>>>

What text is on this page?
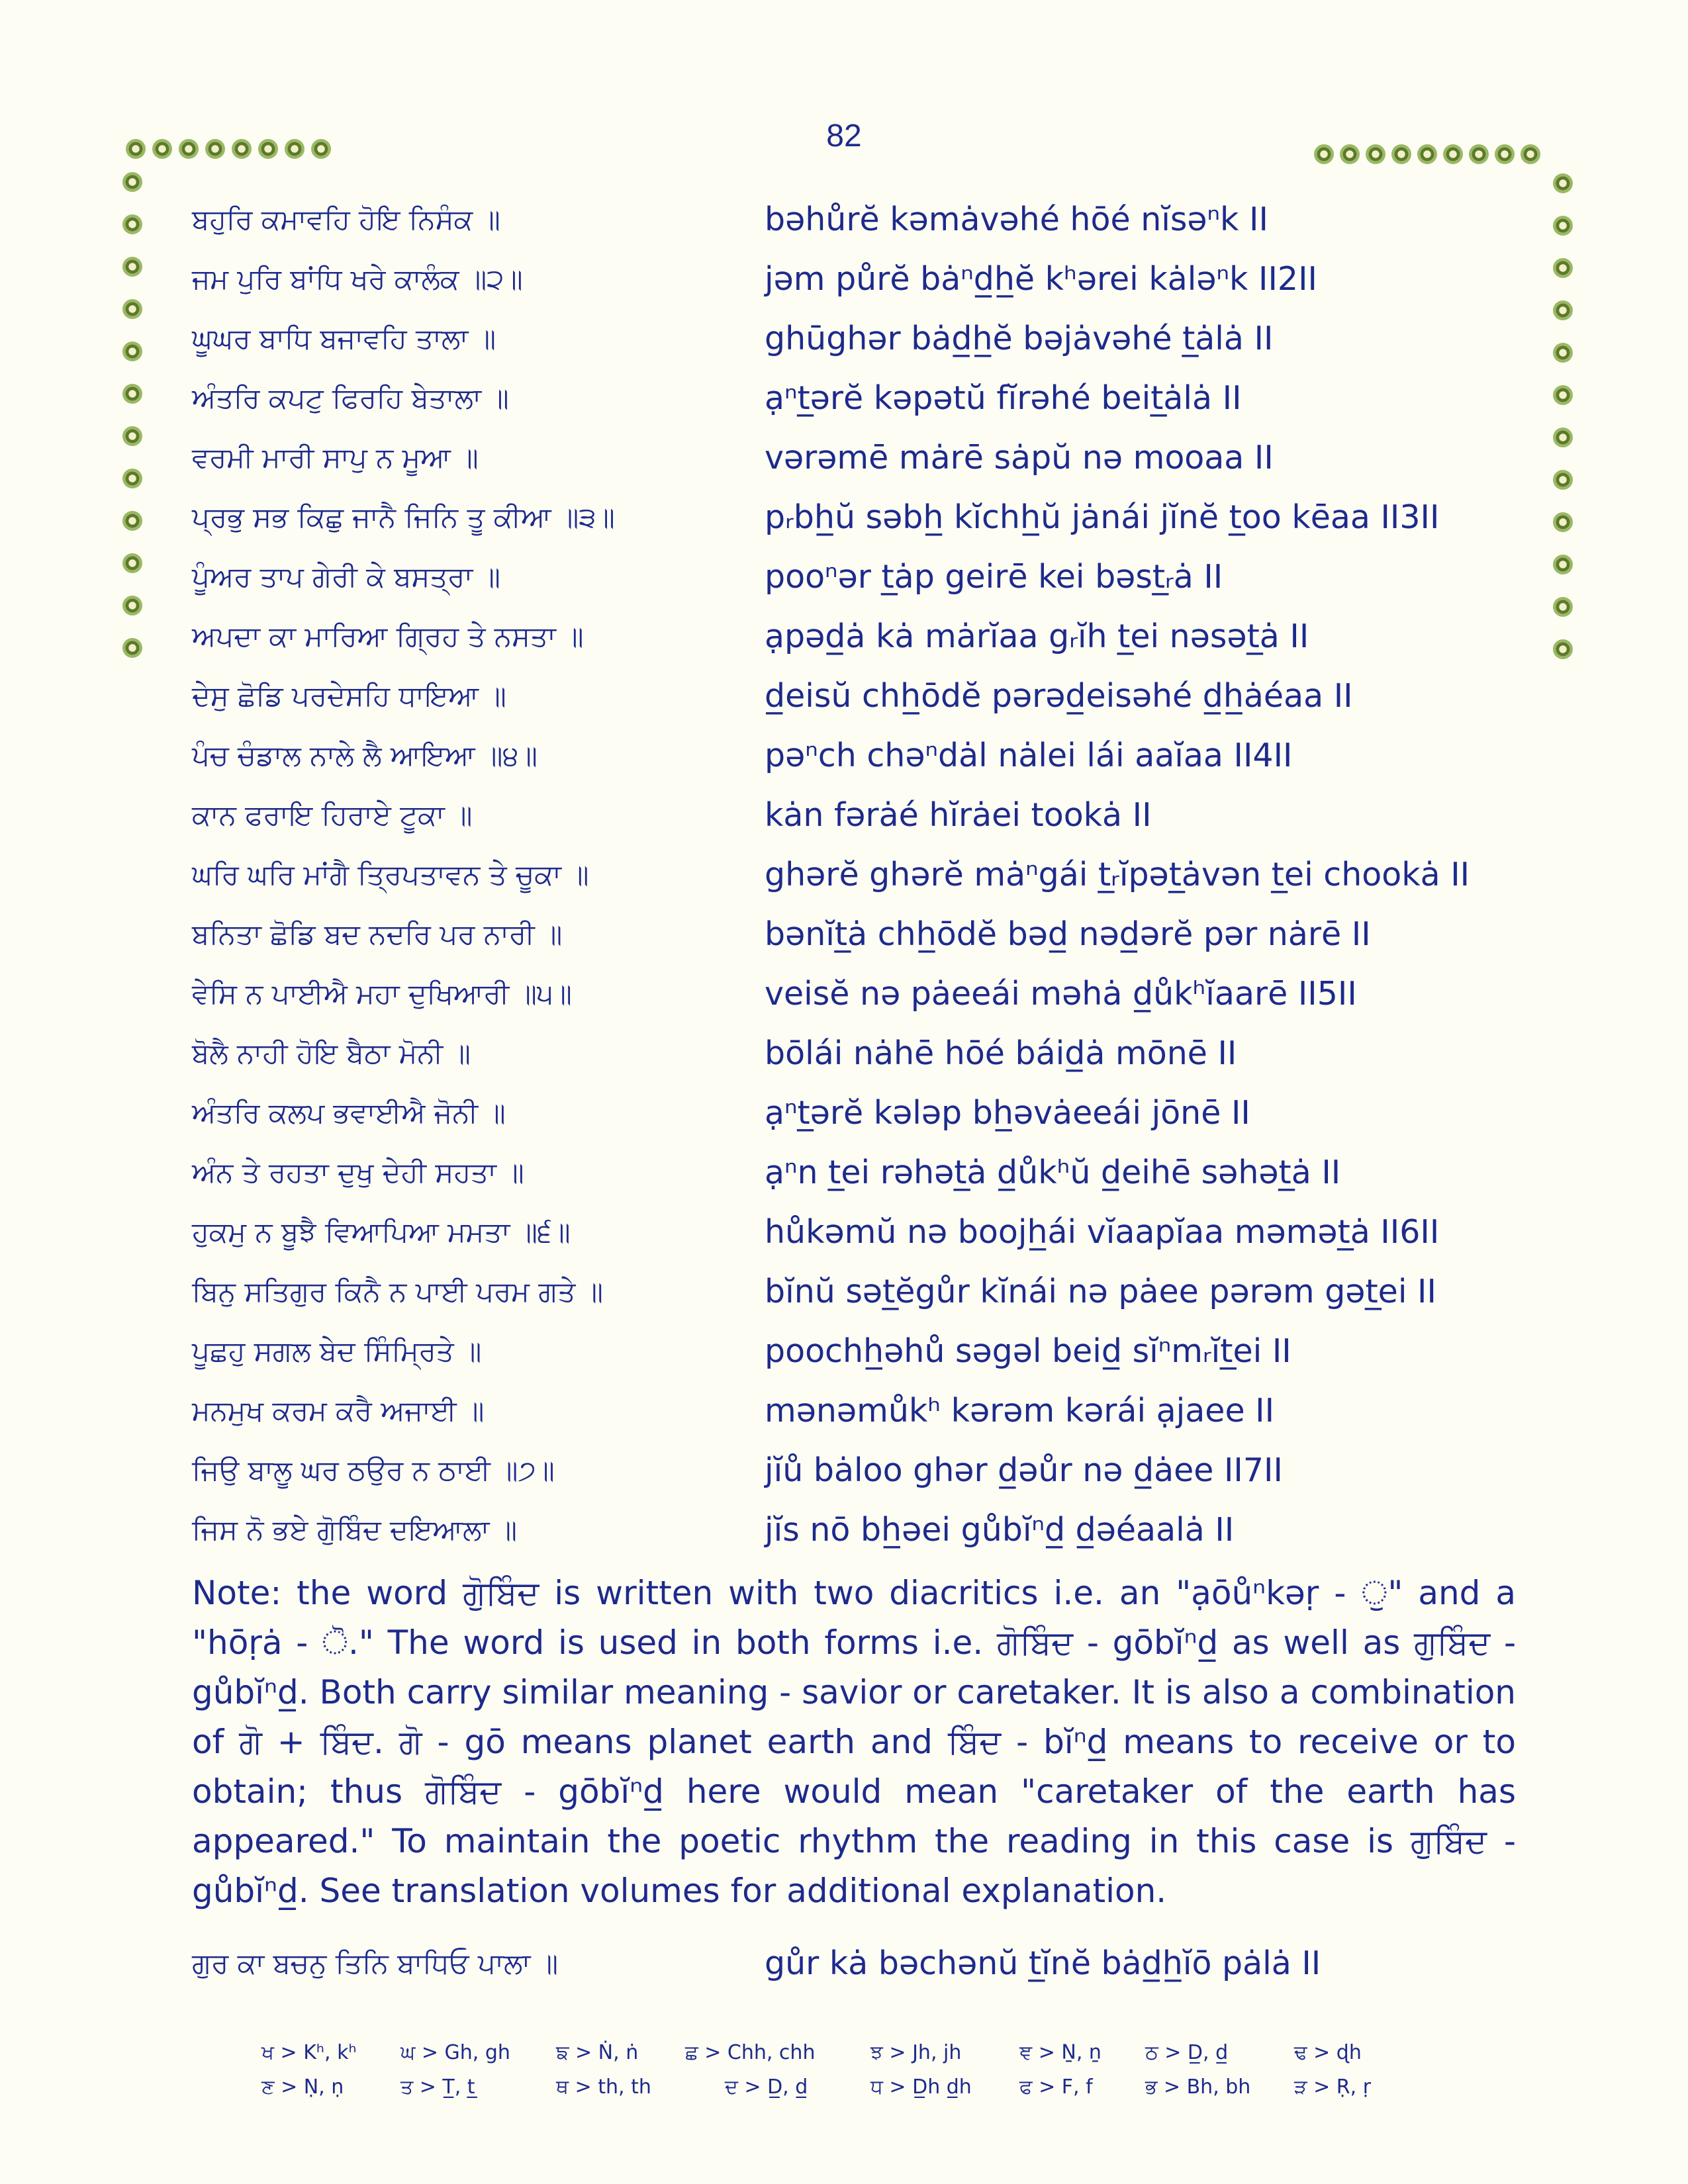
82
ਬਹੁਰਿ ਕਮਾਵਹਿ ਹੋਇ ਨਿਸੰਕ ॥	bəhůrĕ kəmȧvəhé hōé nĭsəⁿk II
ਜਮ ਪੁਰਿ ਬਾਂਧਿ ਖਰੇ ਕਾਲੰਕ ॥੨॥	jəm půrĕ bȧⁿd̲h̲ĕ kʰərei kȧləⁿk II2II
ਘੂਘਰ ਬਾਧਿ ਬਜਾਵਹਿ ਤਾਲਾ ॥	ghūghər bȧd̲h̲ĕ bəjȧvəhé t̲ȧlȧ II
ਅੰਤਰਿ ਕਪਟੁ ਫਿਰਹਿ ਬੇਤਾਲਾ ॥	ạⁿt̲ərĕ kəpətŭ fĭrəhé beit̲ȧlȧ II
ਵਰਮੀ ਮਾਰੀ ਸਾਪੁ ਨ ਮੂਆ ॥	vərəmē mȧrē sȧpŭ nə mooaa II
ਪ੍ਰਭੁ ਸਭ ਕਿਛੁ ਜਾਨੈ ਜਿਨਿ ਤੂ ਕੀਆ ॥੩॥	pᵣbh̲ŭ səbh̲ kĭchh̲ŭ jȧnái jĭnĕ t̲oo kēaa II3II
ਪੂੰਅਰ ਤਾਪ ਗੇਰੀ ਕੇ ਬਸਤ੍ਰਾ ॥	pooⁿər t̲ȧp geirē kei bəst̲ᵣȧ II
ਅਪਦਾ ਕਾ ਮਾਰਿਆ ਗ੍ਰਿਹ ਤੇ ਨਸਤਾ ॥	ạpəd̲ȧ kȧ mȧrĭaa gᵣĭh t̲ei nəsət̲ȧ II
ਦੇਸੁ ਛੋਡਿ ਪਰਦੇਸਹਿ ਧਾਇਆ ॥	d̲eisŭ chh̲ōdĕ pərəd̲eisəhé d̲h̲ȧéaa II
ਪੰਚ ਚੰਡਾਲ ਨਾਲੇ ਲੈ ਆਇਆ ॥੪॥	pəⁿch chəⁿdȧl nȧlei lái aaĭaa II4II
ਕਾਨ ਫਰਾਇ ਹਿਰਾਏ ਟੂਕਾ ॥	kȧn fərȧé hĭrȧei tookȧ II
ਘਰਿ ਘਰਿ ਮਾਂਗੈ ਤ੍ਰਿਪਤਾਵਨ ਤੇ ਚੂਕਾ ॥	ghərĕ ghərĕ mȧⁿgái t̲ᵣĭpət̲ȧvən t̲ei chookȧ II
ਬਨਿਤਾ ਛੋਡਿ ਬਦ ਨਦਰਿ ਪਰ ਨਾਰੀ ॥	bənĭt̲ȧ chh̲ōdĕ bəd̲ nəd̲ərĕ pər nȧrē II
ਵੇਸਿ ਨ ਪਾਈਐ ਮਹਾ ਦੁਖਿਆਰੀ ॥੫॥	veisĕ nə pȧeeái məhȧ d̲ůkʰĭaarē II5II
ਬੋਲੈ ਨਾਹੀ ਹੋਇ ਬੈਠਾ ਮੋਨੀ ॥	bōlái nȧhē hōé báid̲ȧ mōnē II
ਅੰਤਰਿ ਕਲਪ ਭਵਾਈਐ ਜੋਨੀ ॥	ạⁿt̲ərĕ kələp bh̲əvȧeeái jōnē II
ਅੰਨ ਤੇ ਰਹਤਾ ਦੁਖੁ ਦੇਹੀ ਸਹਤਾ ॥	ạⁿn t̲ei rəhət̲ȧ d̲ůkʰŭ d̲eihē səhət̲ȧ II
ਹੁਕਮੁ ਨ ਬੂਝੈ ਵਿਆਪਿਆ ਮਮਤਾ ॥੬॥	hůkəmŭ nə boojh̲ái vĭaapĭaa məmət̲ȧ II6II
ਬਿਨੁ ਸਤਿਗੁਰ ਕਿਨੈ ਨ ਪਾਈ ਪਰਮ ਗਤੇ ॥	bĭnŭ sət̲ĕgůr kĭnái nə pȧee pərəm gət̲ei II
ਪੂਛਹੁ ਸਗਲ ਬੇਦ ਸਿੰਮ੍ਰਿਤੇ ॥	poochh̲əhů səgəl beid̲ sĭⁿmᵣĭt̲ei II
ਮਨਮੁਖ ਕਰਮ ਕਰੈ ਅਜਾਈ ॥	mənəmůkʰ kərəm kərái ạjaee II
ਜਿਉ ਬਾਲੂ ਘਰ ਠਉਰ ਨ ਠਾਈ ॥੭॥	jĭů bȧloo ghər d̲əůr nə d̲ȧee II7II
ਜਿਸ ਨੋ ਭਏ ਗੁੋਬਿੰਦ ਦਇਆਲਾ ॥	jĭs nō bh̲əei gůbĭⁿd̲ d̲əéaalȧ II

Note: the word ਗੁੋਬਿੰਦ is written with two diacritics i.e. an "ạōůⁿkəṛ - ੁ" and a "hōṛȧ - ੋ." The word is used in both forms i.e. ਗੋਬਿੰਦ - gōbĭⁿd̲ as well as ਗੁਬਿੰਦ - gůbĭⁿd̲. Both carry similar meaning - savior or caretaker. It is also a combination of ਗੋ + ਬਿੰਦ. ਗੋ - gō means planet earth and ਬਿੰਦ - bĭⁿd̲ means to receive or to obtain; thus ਗੋਬਿੰਦ - gōbĭⁿd̲ here would mean "caretaker of the earth has appeared." To maintain the poetic rhythm the reading in this case is ਗੁਬਿੰਦ - gůbĭⁿd̲. See translation volumes for additional explanation.

ਗੁਰ ਕਾ ਬਚਨੁ ਤਿਨਿ ਬਾਧਿਓ ਪਾਲਾ ॥	gůr kȧ bəchənŭ t̲ĭnĕ bȧd̲h̲ĭō pȧlȧ II
ਖ > Kʰ, kʰ ਘ > Gh, gh ਙ > Ṅ, ṅ ਛ > Chh, chh	ਝ > Jh, jh	ਞ > Ṉ, ṉ ਠ > D̲, d̲	ਢ > ɖh
ਣ > Ṇ, ṇ	ਤ > T̲, t̲	ਥ > th, th	ਦ > D̲, d̲	ਧ > D̲h d̲h ਫ > F, f	ਭ > Bh, bh ੜ > Ṛ, ṛ
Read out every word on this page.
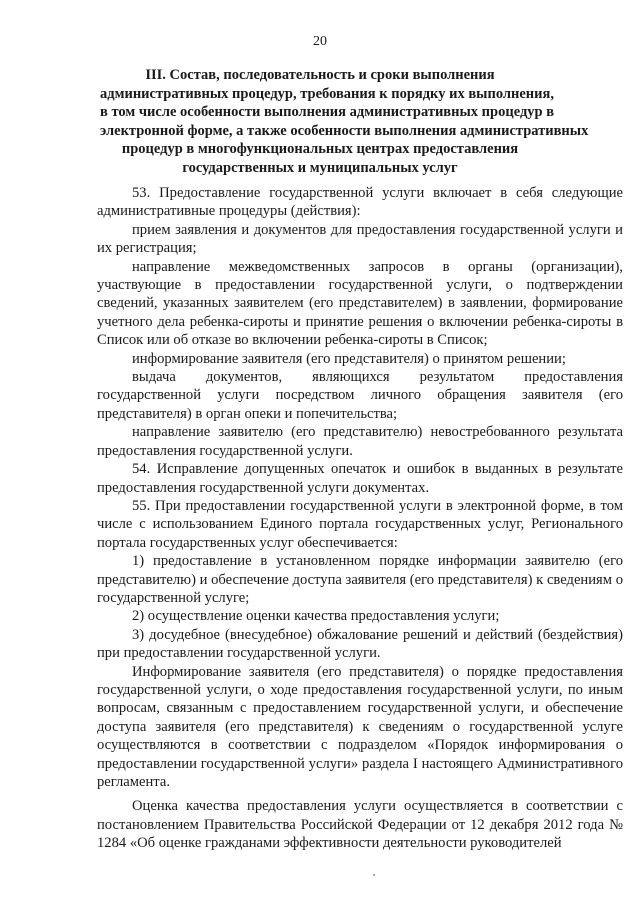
20
III. Состав, последовательность и сроки выполнения
административных процедур, требования к порядку их выполнения,
в том числе особенности выполнения административных процедур в
электронной форме, а также особенности выполнения административных
процедур в многофункциональных центрах предоставления
государственных и муниципальных услуг

53. Предоставление государственной услуги включает в себя следующие административные процедуры (действия):

прием заявления и документов для предоставления государственной услуги и их регистрация;

направление межведомственных запросов в органы (организации), участвующие в предоставлении государственной услуги, о подтверждении сведений, указанных заявителем (его представителем) в заявлении, формирование учетного дела ребенка-сироты и принятие решения о включении ребенка-сироты в Список или об отказе во включении ребенка-сироты в Список;

информирование заявителя (его представителя) о принятом решении;

выдача документов, являющихся результатом предоставления государственной услуги посредством личного обращения заявителя (его представителя) в орган опеки и попечительства;

направление заявителю (его представителю) невостребованного результата предоставления государственной услуги.

54. Исправление допущенных опечаток и ошибок в выданных в результате предоставления государственной услуги документах.

55. При предоставлении государственной услуги в электронной форме, в том числе с использованием Единого портала государственных услуг, Регионального портала государственных услуг обеспечивается:

1) предоставление в установленном порядке информации заявителю (его представителю) и обеспечение доступа заявителя (его представителя) к сведениям о государственной услуге;

2) осуществление оценки качества предоставления услуги;

3) досудебное (внесудебное) обжалование решений и действий (бездействия) при предоставлении государственной услуги.

Информирование заявителя (его представителя) о порядке предоставления государственной услуги, о ходе предоставления государственной услуги, по иным вопросам, связанным с предоставлением государственной услуги, и обеспечение доступа заявителя (его представителя) к сведениям о государственной услуге осуществляются в соответствии с подразделом «Порядок информирования о предоставлении государственной услуги» раздела I настоящего Административного регламента.

Оценка качества предоставления услуги осуществляется в соответствии с постановлением Правительства Российской Федерации от 12 декабря 2012 года № 1284 «Об оценке гражданами эффективности деятельности руководителей
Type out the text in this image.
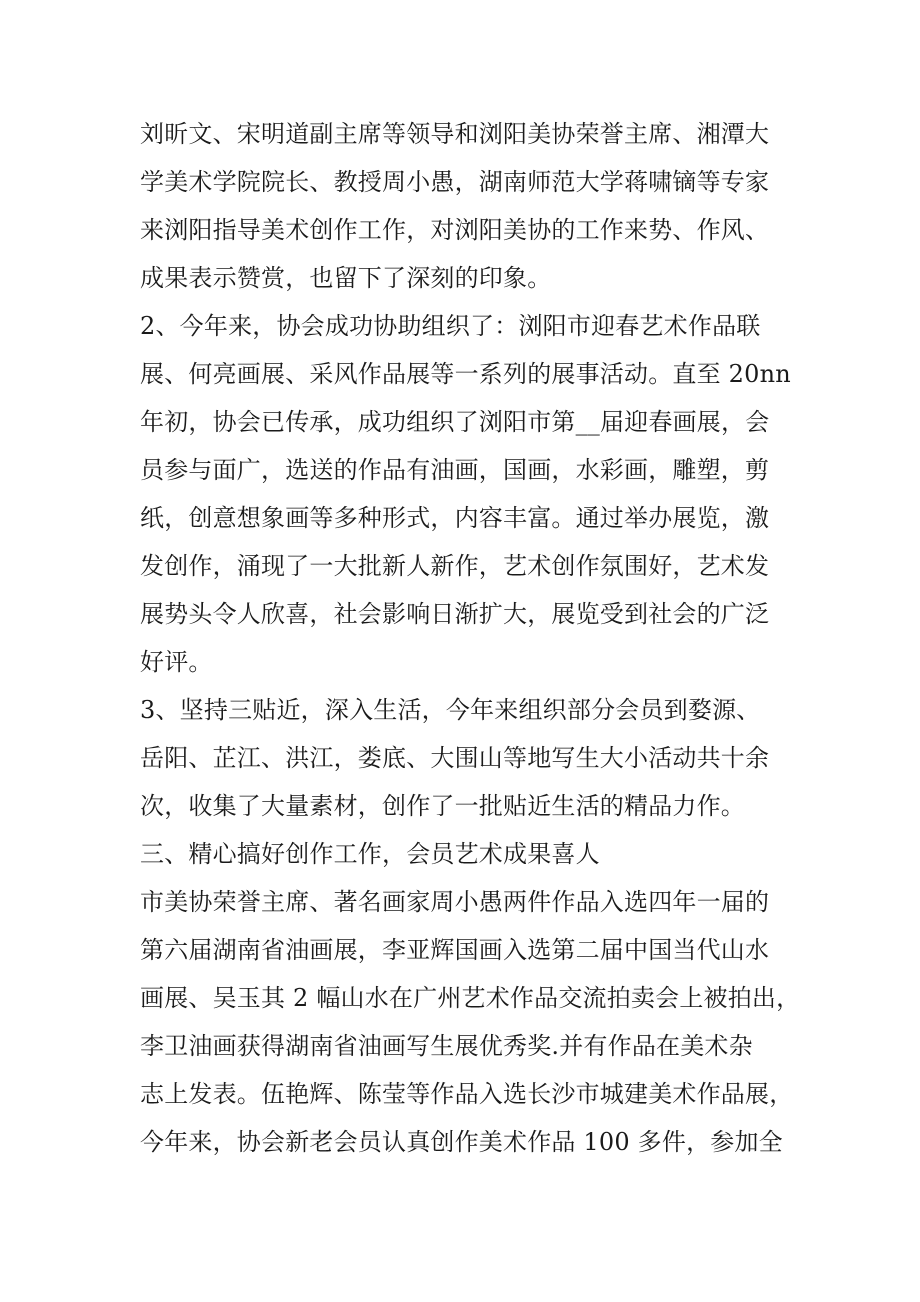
刘昕文、宋明道副主席等领导和浏阳美协荣誉主席、湘潭大
学美术学院院长、教授周小愚，湖南师范大学蒋啸镝等专家
来浏阳指导美术创作工作，对浏阳美协的工作来势、作风、
成果表示赞赏，也留下了深刻的印象。
2、今年来，协会成功协助组织了：浏阳市迎春艺术作品联
展、何亮画展、采风作品展等一系列的展事活动。直至 20nn
年初，协会已传承，成功组织了浏阳市第__届迎春画展，会
员参与面广，选送的作品有油画，国画，水彩画，雕塑，剪
纸，创意想象画等多种形式，内容丰富。通过举办展览，激
发创作，涌现了一大批新人新作，艺术创作氛围好，艺术发
展势头令人欣喜，社会影响日渐扩大，展览受到社会的广泛
好评。
3、坚持三贴近，深入生活，今年来组织部分会员到婺源、
岳阳、芷江、洪江，娄底、大围山等地写生大小活动共十余
次，收集了大量素材，创作了一批贴近生活的精品力作。
三、精心搞好创作工作，会员艺术成果喜人
市美协荣誉主席、著名画家周小愚两件作品入选四年一届的
第六届湖南省油画展，李亚辉国画入选第二届中国当代山水
画展、吴玉其 2 幅山水在广州艺术作品交流拍卖会上被拍出，
李卫油画获得湖南省油画写生展优秀奖.并有作品在美术杂
志上发表。伍艳辉、陈莹等作品入选长沙市城建美术作品展，
今年来，协会新老会员认真创作美术作品 100 多件，参加全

<<<

WHAT THE EXERCISE ASKS
Locate the word "государственных" in the data above. Copy every line carrying it.

OUTPUT
государственных и муниципальных услуг
55. При предоставлении государственной услуги в электронной форме, в том числе с использованием Единого портала государственных услуг, Регионального портала государственных услуг обеспечивается:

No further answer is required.